O encorpado painel de reflexões e análises fez com que o livro priorizasse, nas linhas e entrelinhas, o tema da maternidade, focando principalmente na difícil e intrincada relação entre mãe e filha: uma avó negra que esconde quem é o pai da filha; uma mãe branca que escreve para saber quem é e rejeita a maternidade; uma filha que recebe a raiva da mãe e já nasce sentindo a dor de ser mulher.
“Quanto à estrutura, priorizei a concisão: mostrar em vez de dizer, os diálogos, uma linguagem crua e realista que é capaz de chocar e emocionar leitores”, descreve a autora. Embora dividindo o posto de mulher com elas, Vanessa considera que foi desafiador entrar na pele das personagens, sorvendo tantas angústias e aflições – sobretudo porque a literatura é esse exercício primeiro e perene de empatia.

● ● ●

Detalhes do exercício: Como fica, em forma de lista e mais breve, o parágrafo do trecho selecionado que começa com "O encorpado painel de reflexões", mantendo seus fatos principais?

● ● ●

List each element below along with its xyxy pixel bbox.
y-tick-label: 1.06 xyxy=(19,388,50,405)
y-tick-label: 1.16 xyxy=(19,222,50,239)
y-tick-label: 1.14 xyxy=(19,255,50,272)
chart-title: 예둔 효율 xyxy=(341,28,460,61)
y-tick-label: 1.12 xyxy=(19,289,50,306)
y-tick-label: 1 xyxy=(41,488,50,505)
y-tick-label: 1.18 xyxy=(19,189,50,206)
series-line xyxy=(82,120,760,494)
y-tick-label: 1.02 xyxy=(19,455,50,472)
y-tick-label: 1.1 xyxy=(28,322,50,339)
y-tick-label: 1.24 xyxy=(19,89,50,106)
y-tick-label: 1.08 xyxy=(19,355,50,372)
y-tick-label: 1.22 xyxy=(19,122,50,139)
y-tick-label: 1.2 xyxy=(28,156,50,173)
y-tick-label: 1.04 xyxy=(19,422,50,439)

● ● ●

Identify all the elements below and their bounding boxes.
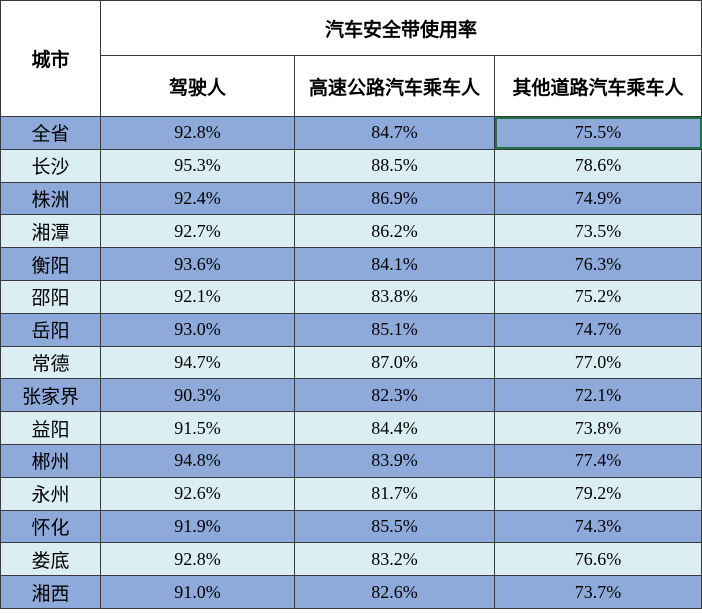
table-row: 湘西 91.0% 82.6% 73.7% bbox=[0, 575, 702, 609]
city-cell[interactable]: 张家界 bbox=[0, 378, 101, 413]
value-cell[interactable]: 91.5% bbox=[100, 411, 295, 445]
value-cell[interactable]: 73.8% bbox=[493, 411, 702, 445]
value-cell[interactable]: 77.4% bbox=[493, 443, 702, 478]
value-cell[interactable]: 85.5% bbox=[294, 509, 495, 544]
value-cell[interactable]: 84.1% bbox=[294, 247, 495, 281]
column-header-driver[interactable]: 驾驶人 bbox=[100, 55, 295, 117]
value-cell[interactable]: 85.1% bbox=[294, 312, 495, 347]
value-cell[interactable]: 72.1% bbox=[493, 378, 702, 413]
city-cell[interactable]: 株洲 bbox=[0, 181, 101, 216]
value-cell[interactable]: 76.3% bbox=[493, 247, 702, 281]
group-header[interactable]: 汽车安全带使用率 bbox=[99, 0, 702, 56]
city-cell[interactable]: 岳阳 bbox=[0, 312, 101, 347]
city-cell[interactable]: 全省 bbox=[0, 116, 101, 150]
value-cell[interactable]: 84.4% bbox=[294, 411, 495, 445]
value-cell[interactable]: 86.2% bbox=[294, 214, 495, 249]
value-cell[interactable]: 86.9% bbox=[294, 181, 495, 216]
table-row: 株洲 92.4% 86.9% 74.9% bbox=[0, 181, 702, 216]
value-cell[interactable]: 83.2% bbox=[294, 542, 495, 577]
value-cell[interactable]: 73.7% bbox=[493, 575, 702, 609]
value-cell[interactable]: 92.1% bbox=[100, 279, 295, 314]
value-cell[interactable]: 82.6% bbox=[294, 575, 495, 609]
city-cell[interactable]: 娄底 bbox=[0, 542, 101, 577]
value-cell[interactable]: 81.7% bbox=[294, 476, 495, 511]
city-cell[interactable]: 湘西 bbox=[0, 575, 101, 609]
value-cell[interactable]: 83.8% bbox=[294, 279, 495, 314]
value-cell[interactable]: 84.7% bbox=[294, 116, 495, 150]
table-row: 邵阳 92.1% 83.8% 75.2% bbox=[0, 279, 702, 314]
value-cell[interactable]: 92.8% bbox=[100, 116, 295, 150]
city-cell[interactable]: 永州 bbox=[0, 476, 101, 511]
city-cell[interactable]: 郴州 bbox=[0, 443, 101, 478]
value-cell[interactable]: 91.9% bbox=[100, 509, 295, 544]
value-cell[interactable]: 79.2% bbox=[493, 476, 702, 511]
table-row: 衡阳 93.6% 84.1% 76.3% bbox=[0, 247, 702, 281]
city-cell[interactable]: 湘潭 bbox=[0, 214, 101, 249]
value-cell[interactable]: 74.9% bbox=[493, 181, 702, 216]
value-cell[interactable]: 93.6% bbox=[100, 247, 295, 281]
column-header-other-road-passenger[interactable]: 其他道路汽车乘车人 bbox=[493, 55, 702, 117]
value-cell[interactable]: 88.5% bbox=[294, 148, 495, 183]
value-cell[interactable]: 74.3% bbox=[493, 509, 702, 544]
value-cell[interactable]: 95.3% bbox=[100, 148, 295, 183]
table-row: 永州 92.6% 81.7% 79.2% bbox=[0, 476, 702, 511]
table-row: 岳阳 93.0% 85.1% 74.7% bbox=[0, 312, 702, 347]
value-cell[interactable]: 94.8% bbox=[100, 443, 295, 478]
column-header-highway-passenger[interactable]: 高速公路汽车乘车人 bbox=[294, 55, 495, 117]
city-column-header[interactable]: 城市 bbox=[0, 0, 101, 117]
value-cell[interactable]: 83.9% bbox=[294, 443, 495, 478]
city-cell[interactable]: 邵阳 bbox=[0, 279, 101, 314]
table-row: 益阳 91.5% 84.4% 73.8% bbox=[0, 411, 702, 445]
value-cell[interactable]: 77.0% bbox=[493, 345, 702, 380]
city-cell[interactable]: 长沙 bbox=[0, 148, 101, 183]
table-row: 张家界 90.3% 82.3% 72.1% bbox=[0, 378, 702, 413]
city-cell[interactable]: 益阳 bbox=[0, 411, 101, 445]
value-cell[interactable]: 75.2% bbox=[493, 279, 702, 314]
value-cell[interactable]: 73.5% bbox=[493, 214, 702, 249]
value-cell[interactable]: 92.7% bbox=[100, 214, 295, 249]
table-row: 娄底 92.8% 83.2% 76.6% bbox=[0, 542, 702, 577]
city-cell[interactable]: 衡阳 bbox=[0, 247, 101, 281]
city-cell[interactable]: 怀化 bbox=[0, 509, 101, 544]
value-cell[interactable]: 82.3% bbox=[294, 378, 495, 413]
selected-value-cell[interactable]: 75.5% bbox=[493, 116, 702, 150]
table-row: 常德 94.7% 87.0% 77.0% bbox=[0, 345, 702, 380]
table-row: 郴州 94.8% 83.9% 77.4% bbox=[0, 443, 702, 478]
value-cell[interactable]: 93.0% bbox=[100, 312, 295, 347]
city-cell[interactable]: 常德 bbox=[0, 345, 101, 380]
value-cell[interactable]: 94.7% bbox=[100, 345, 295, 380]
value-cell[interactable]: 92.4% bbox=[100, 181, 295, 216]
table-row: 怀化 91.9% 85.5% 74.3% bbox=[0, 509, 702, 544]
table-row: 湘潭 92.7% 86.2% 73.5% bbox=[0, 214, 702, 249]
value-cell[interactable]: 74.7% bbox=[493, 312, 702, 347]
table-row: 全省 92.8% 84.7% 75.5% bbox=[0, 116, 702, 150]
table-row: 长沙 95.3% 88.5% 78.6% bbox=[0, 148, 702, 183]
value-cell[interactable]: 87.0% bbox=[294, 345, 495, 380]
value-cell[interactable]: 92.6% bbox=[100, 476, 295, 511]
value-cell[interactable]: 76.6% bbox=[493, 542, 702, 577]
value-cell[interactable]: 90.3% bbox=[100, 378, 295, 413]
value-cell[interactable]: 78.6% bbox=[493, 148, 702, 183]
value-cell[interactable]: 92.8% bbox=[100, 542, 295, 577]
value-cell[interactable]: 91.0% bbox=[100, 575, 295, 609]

● ● ●

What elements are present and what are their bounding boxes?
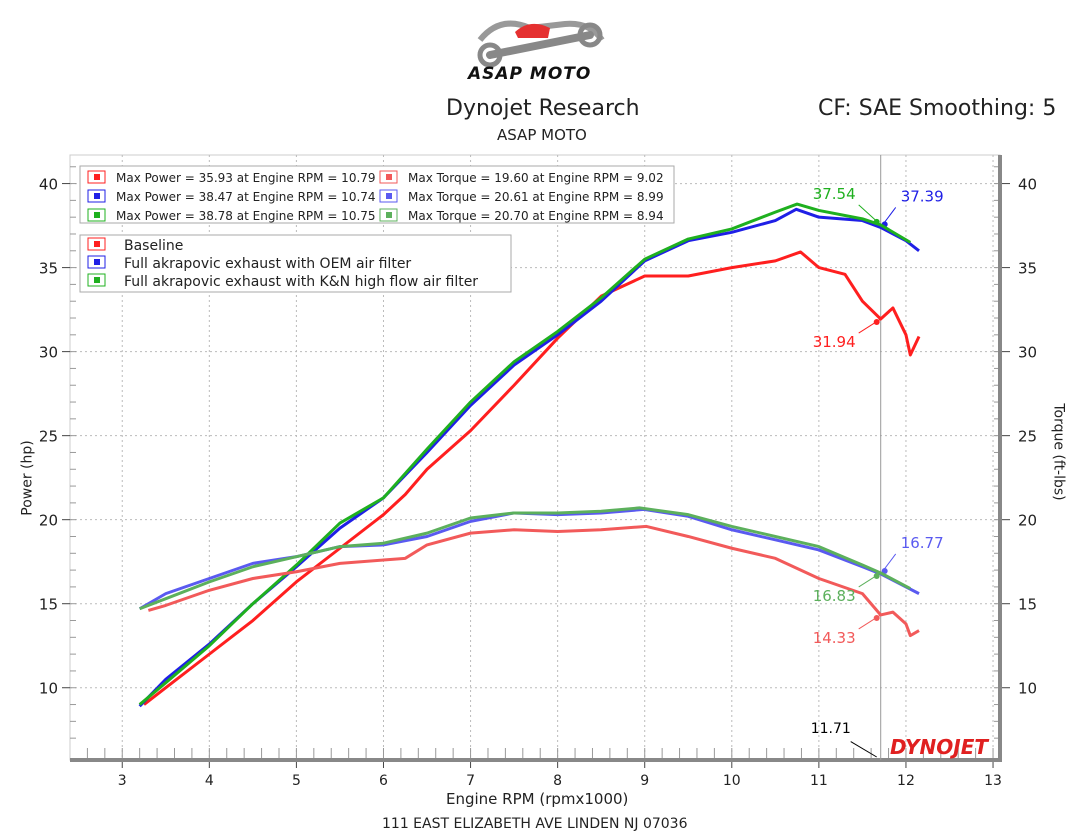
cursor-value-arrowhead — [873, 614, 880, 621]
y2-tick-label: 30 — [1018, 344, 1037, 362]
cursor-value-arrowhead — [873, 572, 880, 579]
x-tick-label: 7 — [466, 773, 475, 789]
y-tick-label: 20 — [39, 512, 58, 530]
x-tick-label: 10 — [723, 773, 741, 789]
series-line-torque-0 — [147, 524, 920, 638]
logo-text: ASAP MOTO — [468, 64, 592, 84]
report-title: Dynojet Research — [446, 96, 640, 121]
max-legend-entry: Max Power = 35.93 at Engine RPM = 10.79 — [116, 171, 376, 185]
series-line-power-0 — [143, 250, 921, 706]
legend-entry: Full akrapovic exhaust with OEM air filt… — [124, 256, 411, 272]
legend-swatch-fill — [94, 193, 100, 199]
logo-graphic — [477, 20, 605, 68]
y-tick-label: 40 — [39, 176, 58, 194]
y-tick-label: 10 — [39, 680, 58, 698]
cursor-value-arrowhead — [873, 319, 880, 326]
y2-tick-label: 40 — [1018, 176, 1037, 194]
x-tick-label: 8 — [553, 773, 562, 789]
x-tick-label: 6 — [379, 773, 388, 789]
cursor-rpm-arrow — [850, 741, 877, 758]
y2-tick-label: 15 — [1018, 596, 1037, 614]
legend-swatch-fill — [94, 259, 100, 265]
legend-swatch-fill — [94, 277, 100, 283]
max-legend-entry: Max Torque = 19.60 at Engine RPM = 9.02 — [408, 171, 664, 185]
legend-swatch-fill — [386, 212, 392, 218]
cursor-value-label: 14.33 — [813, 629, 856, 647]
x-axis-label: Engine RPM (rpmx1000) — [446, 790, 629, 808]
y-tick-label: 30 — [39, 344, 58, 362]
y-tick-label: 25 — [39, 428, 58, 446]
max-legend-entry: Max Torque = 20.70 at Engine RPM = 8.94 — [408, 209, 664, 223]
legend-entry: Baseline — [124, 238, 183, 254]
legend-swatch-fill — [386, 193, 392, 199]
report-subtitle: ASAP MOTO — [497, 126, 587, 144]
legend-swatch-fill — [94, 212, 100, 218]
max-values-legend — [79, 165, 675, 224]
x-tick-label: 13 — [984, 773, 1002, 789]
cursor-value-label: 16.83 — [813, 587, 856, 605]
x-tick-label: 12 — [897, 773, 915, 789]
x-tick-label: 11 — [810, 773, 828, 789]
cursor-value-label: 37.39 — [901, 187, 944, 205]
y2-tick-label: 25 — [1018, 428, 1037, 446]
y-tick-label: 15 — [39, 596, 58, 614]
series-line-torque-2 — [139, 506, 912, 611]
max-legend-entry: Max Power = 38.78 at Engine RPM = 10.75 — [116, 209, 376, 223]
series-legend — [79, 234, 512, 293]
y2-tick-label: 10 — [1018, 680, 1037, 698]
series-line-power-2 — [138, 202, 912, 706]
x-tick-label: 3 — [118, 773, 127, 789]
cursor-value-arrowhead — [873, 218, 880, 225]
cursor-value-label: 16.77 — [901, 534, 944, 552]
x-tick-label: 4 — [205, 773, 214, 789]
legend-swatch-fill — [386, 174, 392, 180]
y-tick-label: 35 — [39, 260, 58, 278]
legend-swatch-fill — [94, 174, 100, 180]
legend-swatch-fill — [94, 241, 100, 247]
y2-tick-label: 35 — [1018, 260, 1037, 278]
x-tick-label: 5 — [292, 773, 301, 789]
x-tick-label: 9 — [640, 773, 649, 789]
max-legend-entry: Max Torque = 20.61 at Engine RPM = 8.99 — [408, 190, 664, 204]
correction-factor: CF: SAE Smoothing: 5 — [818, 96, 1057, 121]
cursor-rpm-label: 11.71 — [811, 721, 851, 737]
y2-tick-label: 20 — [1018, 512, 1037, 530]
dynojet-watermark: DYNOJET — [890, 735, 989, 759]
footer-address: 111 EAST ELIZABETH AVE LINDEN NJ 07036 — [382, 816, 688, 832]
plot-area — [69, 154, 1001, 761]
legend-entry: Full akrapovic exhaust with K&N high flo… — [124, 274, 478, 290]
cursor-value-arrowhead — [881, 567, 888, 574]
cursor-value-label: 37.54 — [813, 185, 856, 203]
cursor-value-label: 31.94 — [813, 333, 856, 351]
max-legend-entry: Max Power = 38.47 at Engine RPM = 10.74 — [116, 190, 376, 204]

● ● ●

Resposta completa:
- Por causa de seu amplo painel de reflexões e análises, o livro prioriza o tema da maternidade, sobretudo a relação difícil e intrincada entre mãe e filha.
- Uma avó negra esconde quem é o pai da filha.
- Uma mãe branca escreve para saber quem é e rejeita a maternidade.
- Uma filha recebe a raiva da mãe e já nasce sentindo a dor de ser mulher.